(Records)
□ □ □
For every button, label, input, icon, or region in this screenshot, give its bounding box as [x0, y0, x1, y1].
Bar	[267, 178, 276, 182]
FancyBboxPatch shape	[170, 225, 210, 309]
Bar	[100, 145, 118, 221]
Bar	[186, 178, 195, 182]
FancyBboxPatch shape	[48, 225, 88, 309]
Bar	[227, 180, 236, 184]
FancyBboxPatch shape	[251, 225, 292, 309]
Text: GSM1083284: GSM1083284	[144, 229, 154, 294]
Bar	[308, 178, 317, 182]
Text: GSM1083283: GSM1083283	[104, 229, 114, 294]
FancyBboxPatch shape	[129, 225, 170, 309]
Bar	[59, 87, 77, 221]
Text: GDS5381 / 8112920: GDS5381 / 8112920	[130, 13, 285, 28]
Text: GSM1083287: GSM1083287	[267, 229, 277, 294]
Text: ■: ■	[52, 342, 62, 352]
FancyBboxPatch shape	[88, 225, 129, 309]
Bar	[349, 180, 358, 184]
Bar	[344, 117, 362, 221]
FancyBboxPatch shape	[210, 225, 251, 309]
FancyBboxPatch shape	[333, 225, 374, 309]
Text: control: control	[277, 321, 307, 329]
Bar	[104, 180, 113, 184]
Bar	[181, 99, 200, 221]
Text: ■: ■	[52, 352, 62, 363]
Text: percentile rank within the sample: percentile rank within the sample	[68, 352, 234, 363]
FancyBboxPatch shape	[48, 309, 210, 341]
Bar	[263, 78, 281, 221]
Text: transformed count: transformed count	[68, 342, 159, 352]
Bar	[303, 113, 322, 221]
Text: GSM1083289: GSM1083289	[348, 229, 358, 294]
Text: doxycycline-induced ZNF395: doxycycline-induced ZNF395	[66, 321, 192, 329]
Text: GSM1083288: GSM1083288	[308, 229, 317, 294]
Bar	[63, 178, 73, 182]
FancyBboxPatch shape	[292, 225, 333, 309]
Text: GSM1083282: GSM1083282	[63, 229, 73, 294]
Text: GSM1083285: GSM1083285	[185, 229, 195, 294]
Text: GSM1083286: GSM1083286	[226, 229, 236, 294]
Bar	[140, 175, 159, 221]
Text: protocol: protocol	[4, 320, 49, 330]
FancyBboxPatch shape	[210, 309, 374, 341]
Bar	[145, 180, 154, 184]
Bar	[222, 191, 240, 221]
□ □ □
» **WRITTEN EXERCISE**:
Copy out the entries word for word, from the first line through the line containing "180, 113, 184]", including that line.

» **EXERCISE ANSWER**:
For every button, label, input, icon, or region in this screenshot, give its bounding box as [x0, y0, x1, y1].
Bar	[267, 178, 276, 182]
FancyBboxPatch shape	[170, 225, 210, 309]
Bar	[100, 145, 118, 221]
Bar	[186, 178, 195, 182]
FancyBboxPatch shape	[48, 225, 88, 309]
Bar	[227, 180, 236, 184]
FancyBboxPatch shape	[251, 225, 292, 309]
Text: GSM1083284: GSM1083284	[144, 229, 154, 294]
Bar	[308, 178, 317, 182]
Text: GSM1083283: GSM1083283	[104, 229, 114, 294]
FancyBboxPatch shape	[129, 225, 170, 309]
Bar	[59, 87, 77, 221]
Text: GDS5381 / 8112920: GDS5381 / 8112920	[130, 13, 285, 28]
Text: GSM1083287: GSM1083287	[267, 229, 277, 294]
Text: ■: ■	[52, 342, 62, 352]
FancyBboxPatch shape	[88, 225, 129, 309]
Bar	[349, 180, 358, 184]
Bar	[344, 117, 362, 221]
FancyBboxPatch shape	[210, 225, 251, 309]
FancyBboxPatch shape	[333, 225, 374, 309]
Text: control: control	[277, 321, 307, 329]
Bar	[104, 180, 113, 184]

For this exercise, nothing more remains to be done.